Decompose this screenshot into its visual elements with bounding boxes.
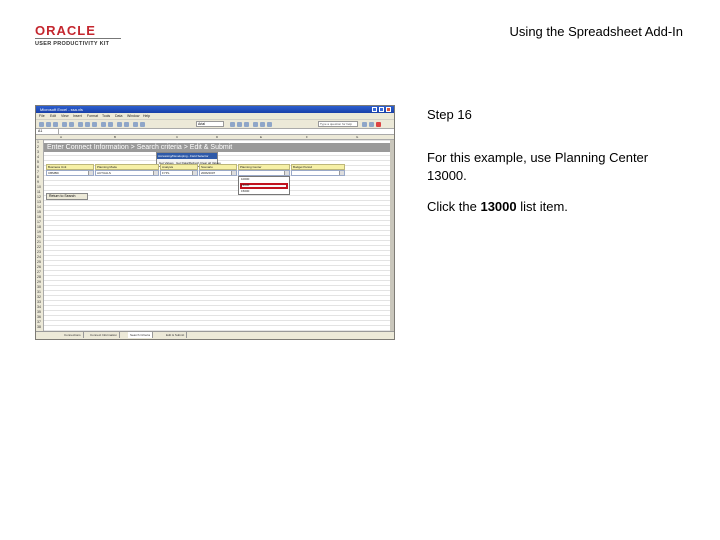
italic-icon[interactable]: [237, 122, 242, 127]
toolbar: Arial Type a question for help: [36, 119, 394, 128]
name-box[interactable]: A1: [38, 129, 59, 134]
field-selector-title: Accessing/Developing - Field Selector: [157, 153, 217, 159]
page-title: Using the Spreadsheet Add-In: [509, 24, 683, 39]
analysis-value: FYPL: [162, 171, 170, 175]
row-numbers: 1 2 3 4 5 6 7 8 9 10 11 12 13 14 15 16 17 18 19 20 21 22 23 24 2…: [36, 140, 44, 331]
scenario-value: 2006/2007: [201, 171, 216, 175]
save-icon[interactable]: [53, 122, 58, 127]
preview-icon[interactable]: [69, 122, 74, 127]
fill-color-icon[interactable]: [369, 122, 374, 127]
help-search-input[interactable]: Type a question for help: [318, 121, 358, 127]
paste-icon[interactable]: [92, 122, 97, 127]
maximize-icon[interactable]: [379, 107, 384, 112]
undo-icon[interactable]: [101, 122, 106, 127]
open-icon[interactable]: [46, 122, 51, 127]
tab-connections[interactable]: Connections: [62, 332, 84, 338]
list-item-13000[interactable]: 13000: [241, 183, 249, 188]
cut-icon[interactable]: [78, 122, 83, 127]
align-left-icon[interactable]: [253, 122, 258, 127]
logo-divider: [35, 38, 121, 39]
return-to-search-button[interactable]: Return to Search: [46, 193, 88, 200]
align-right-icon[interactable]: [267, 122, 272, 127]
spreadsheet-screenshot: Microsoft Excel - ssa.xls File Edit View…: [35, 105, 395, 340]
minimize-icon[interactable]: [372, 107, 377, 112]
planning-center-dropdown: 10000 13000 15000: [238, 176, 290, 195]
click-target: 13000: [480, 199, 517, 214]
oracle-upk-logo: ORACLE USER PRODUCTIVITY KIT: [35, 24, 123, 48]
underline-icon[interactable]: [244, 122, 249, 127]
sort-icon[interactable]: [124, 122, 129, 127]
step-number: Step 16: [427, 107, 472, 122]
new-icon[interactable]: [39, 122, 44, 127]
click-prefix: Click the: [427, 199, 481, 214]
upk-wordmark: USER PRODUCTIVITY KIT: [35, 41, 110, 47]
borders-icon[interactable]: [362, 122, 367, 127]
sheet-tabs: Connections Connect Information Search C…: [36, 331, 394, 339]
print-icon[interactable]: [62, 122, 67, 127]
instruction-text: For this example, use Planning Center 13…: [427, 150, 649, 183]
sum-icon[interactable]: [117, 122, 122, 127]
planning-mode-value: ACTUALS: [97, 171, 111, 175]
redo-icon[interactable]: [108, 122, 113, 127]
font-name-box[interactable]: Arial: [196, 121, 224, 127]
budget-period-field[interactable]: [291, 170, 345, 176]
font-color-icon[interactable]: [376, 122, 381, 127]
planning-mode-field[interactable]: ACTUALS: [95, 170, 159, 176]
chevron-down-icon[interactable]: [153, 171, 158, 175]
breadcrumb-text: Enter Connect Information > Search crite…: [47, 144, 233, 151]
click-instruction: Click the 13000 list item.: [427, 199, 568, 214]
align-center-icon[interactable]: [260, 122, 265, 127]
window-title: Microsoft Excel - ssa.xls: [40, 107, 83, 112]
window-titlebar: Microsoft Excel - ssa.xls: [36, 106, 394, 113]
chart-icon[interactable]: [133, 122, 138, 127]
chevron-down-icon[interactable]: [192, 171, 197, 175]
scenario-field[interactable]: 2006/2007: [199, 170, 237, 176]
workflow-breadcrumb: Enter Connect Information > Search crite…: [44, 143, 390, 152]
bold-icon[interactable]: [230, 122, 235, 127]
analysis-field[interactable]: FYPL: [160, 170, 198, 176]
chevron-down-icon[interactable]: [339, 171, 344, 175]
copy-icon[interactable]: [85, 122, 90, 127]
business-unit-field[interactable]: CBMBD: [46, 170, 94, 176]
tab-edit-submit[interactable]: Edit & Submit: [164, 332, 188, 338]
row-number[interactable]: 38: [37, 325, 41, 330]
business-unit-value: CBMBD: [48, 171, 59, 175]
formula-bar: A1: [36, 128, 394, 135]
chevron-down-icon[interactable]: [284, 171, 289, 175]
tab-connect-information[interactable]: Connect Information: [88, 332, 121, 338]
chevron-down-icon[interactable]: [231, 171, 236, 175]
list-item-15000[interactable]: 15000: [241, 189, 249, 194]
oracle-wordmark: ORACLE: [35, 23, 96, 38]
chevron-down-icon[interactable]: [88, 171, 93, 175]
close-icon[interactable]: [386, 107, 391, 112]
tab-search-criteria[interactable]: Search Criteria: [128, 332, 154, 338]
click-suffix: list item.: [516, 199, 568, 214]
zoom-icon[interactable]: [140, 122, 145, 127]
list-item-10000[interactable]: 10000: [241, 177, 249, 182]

◆ GOAL
Retype the listing above line for line, keeping every character unchanged. Leave the picture out of your copy.

◆ WRITTEN ANSWER
Decompose this screenshot into its visual elements with bounding boxes.
italic-icon[interactable]: [237, 122, 242, 127]
toolbar: Arial Type a question for help: [36, 119, 394, 128]
name-box[interactable]: A1: [38, 129, 59, 134]
field-selector-title: Accessing/Developing - Field Selector: [157, 153, 217, 159]
page-title: Using the Spreadsheet Add-In: [509, 24, 683, 39]
analysis-value: FYPL: [162, 171, 170, 175]
row-numbers: 1 2 3 4 5 6 7 8 9 10 11 12 13 14 15 16 17 18 19 20 21 22 23 24 2…: [36, 140, 44, 331]
scenario-value: 2006/2007: [201, 171, 216, 175]
save-icon[interactable]: [53, 122, 58, 127]
preview-icon[interactable]: [69, 122, 74, 127]
fill-color-icon[interactable]: [369, 122, 374, 127]
help-search-input[interactable]: Type a question for help: [318, 121, 358, 127]
paste-icon[interactable]: [92, 122, 97, 127]
maximize-icon[interactable]: [379, 107, 384, 112]
undo-icon[interactable]: [101, 122, 106, 127]
open-icon[interactable]: [46, 122, 51, 127]
tab-connections[interactable]: Connections: [62, 332, 84, 338]
list-item-13000[interactable]: 13000: [241, 183, 249, 188]
cut-icon[interactable]: [78, 122, 83, 127]
align-left-icon[interactable]: [253, 122, 258, 127]
logo-divider: [35, 38, 121, 39]
return-to-search-button[interactable]: Return to Search: [46, 193, 88, 200]
align-right-icon[interactable]: [267, 122, 272, 127]
spreadsheet-screenshot: Microsoft Excel - ssa.xls File Edit View…: [35, 105, 395, 340]
minimize-icon[interactable]: [372, 107, 377, 112]
planning-center-dropdown: 10000 13000 15000: [238, 176, 290, 195]
click-target: 13000: [480, 199, 517, 214]
oracle-upk-logo: ORACLE USER PRODUCTIVITY KIT: [35, 24, 123, 48]
underline-icon[interactable]: [244, 122, 249, 127]
sort-icon[interactable]: [124, 122, 129, 127]
step-number: Step 16: [427, 107, 472, 122]
new-icon[interactable]: [39, 122, 44, 127]
click-prefix: Click the: [427, 199, 481, 214]
upk-wordmark: USER PRODUCTIVITY KIT: [35, 41, 110, 47]
borders-icon[interactable]: [362, 122, 367, 127]
sheet-tabs: Connections Connect Information Search C…: [36, 331, 394, 339]
print-icon[interactable]: [62, 122, 67, 127]
instruction-text: For this example, use Planning Center 13…: [427, 150, 649, 183]
sum-icon[interactable]: [117, 122, 122, 127]
planning-mode-value: ACTUALS: [97, 171, 111, 175]
redo-icon[interactable]: [108, 122, 113, 127]
font-name-box[interactable]: Arial: [196, 121, 224, 127]
budget-period-field[interactable]: [291, 170, 345, 176]
font-color-icon[interactable]: [376, 122, 381, 127]
planning-mode-field[interactable]: ACTUALS: [95, 170, 159, 176]
chevron-down-icon[interactable]: [153, 171, 158, 175]
breadcrumb-text: Enter Connect Information > Search crite…: [47, 144, 233, 151]
click-instruction: Click the 13000 list item.: [427, 199, 568, 214]
align-center-icon[interactable]: [260, 122, 265, 127]
window-title: Microsoft Excel - ssa.xls: [40, 107, 83, 112]
window-titlebar: Microsoft Excel - ssa.xls: [36, 106, 394, 113]
chart-icon[interactable]: [133, 122, 138, 127]
chevron-down-icon[interactable]: [192, 171, 197, 175]
scenario-field[interactable]: 2006/2007: [199, 170, 237, 176]
workflow-breadcrumb: Enter Connect Information > Search crite…: [44, 143, 390, 152]
bold-icon[interactable]: [230, 122, 235, 127]
analysis-field[interactable]: FYPL: [160, 170, 198, 176]
chevron-down-icon[interactable]: [339, 171, 344, 175]
copy-icon[interactable]: [85, 122, 90, 127]
business-unit-field[interactable]: CBMBD: [46, 170, 94, 176]
tab-edit-submit[interactable]: Edit & Submit: [164, 332, 188, 338]
row-number[interactable]: 38: [37, 325, 41, 330]
business-unit-value: CBMBD: [48, 171, 59, 175]
formula-bar: A1: [36, 128, 394, 135]
chevron-down-icon[interactable]: [284, 171, 289, 175]
tab-connect-information[interactable]: Connect Information: [88, 332, 121, 338]
chevron-down-icon[interactable]: [231, 171, 236, 175]
list-item-15000[interactable]: 15000: [241, 189, 249, 194]
oracle-wordmark: ORACLE: [35, 23, 96, 38]
chevron-down-icon[interactable]: [88, 171, 93, 175]
close-icon[interactable]: [386, 107, 391, 112]
tab-search-criteria[interactable]: Search Criteria: [128, 332, 154, 338]
click-suffix: list item.: [516, 199, 568, 214]
zoom-icon[interactable]: [140, 122, 145, 127]
list-item-10000[interactable]: 10000: [241, 177, 249, 182]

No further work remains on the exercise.